▸ **Goal**
Set down the data below without change, skipping the pictures it holds.
— Start of Stored rows —
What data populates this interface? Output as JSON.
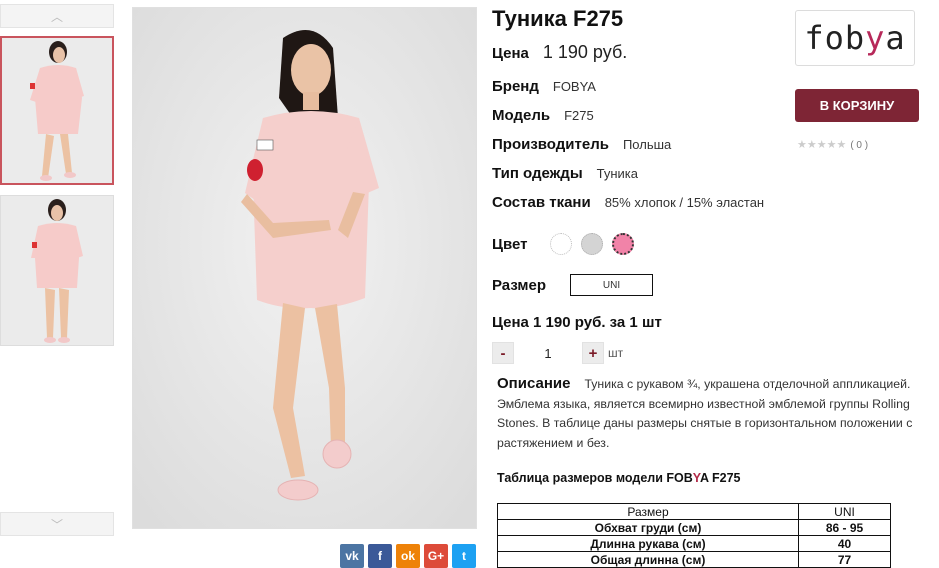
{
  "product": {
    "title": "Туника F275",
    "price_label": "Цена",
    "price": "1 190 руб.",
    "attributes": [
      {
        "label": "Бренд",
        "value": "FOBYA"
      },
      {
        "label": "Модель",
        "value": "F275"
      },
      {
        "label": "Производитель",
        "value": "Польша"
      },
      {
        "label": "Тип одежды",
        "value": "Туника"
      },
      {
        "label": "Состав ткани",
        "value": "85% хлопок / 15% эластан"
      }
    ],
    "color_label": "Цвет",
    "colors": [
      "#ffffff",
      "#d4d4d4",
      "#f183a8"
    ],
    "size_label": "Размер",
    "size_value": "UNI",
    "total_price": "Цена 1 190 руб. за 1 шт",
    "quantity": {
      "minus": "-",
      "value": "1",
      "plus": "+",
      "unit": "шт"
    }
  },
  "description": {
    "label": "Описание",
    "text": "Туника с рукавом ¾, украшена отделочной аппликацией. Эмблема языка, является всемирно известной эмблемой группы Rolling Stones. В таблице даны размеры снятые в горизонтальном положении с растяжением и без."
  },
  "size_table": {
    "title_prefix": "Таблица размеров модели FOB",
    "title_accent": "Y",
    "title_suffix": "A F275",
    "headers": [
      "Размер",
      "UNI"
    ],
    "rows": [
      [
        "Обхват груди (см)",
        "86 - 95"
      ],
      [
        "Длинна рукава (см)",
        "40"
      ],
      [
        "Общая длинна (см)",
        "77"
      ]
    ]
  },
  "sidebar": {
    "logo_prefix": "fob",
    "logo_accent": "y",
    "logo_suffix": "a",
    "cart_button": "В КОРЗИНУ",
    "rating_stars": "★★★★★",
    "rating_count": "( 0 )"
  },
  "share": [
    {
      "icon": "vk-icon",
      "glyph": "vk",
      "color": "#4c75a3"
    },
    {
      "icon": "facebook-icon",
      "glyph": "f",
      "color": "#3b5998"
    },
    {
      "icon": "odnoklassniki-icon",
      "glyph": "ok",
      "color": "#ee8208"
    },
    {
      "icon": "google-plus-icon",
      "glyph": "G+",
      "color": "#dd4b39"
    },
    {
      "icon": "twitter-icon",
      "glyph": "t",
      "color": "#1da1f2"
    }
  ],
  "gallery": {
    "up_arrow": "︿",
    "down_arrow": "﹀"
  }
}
— End of Stored rows —
▸ **The reply**
What data populates this interface? Output as JSON.
{
  "product": {
    "title": "Туника F275",
    "price_label": "Цена",
    "price": "1 190 руб.",
    "attributes": [
      {
        "label": "Бренд",
        "value": "FOBYA"
      },
      {
        "label": "Модель",
        "value": "F275"
      },
      {
        "label": "Производитель",
        "value": "Польша"
      },
      {
        "label": "Тип одежды",
        "value": "Туника"
      },
      {
        "label": "Состав ткани",
        "value": "85% хлопок / 15% эластан"
      }
    ],
    "color_label": "Цвет",
    "colors": [
      "#ffffff",
      "#d4d4d4",
      "#f183a8"
    ],
    "size_label": "Размер",
    "size_value": "UNI",
    "total_price": "Цена 1 190 руб. за 1 шт",
    "quantity": {
      "minus": "-",
      "value": "1",
      "plus": "+",
      "unit": "шт"
    }
  },
  "description": {
    "label": "Описание",
    "text": "Туника с рукавом ¾, украшена отделочной аппликацией. Эмблема языка, является всемирно известной эмблемой группы Rolling Stones. В таблице даны размеры снятые в горизонтальном положении с растяжением и без."
  },
  "size_table": {
    "title_prefix": "Таблица размеров модели FOB",
    "title_accent": "Y",
    "title_suffix": "A F275",
    "headers": [
      "Размер",
      "UNI"
    ],
    "rows": [
      [
        "Обхват груди (см)",
        "86 - 95"
      ],
      [
        "Длинна рукава (см)",
        "40"
      ],
      [
        "Общая длинна (см)",
        "77"
      ]
    ]
  },
  "sidebar": {
    "logo_prefix": "fob",
    "logo_accent": "y",
    "logo_suffix": "a",
    "cart_button": "В КОРЗИНУ",
    "rating_stars": "★★★★★",
    "rating_count": "( 0 )"
  },
  "share": [
    {
      "icon": "vk-icon",
      "glyph": "vk",
      "color": "#4c75a3"
    },
    {
      "icon": "facebook-icon",
      "glyph": "f",
      "color": "#3b5998"
    },
    {
      "icon": "odnoklassniki-icon",
      "glyph": "ok",
      "color": "#ee8208"
    },
    {
      "icon": "google-plus-icon",
      "glyph": "G+",
      "color": "#dd4b39"
    },
    {
      "icon": "twitter-icon",
      "glyph": "t",
      "color": "#1da1f2"
    }
  ],
  "gallery": {
    "up_arrow": "︿",
    "down_arrow": "﹀"
  }
}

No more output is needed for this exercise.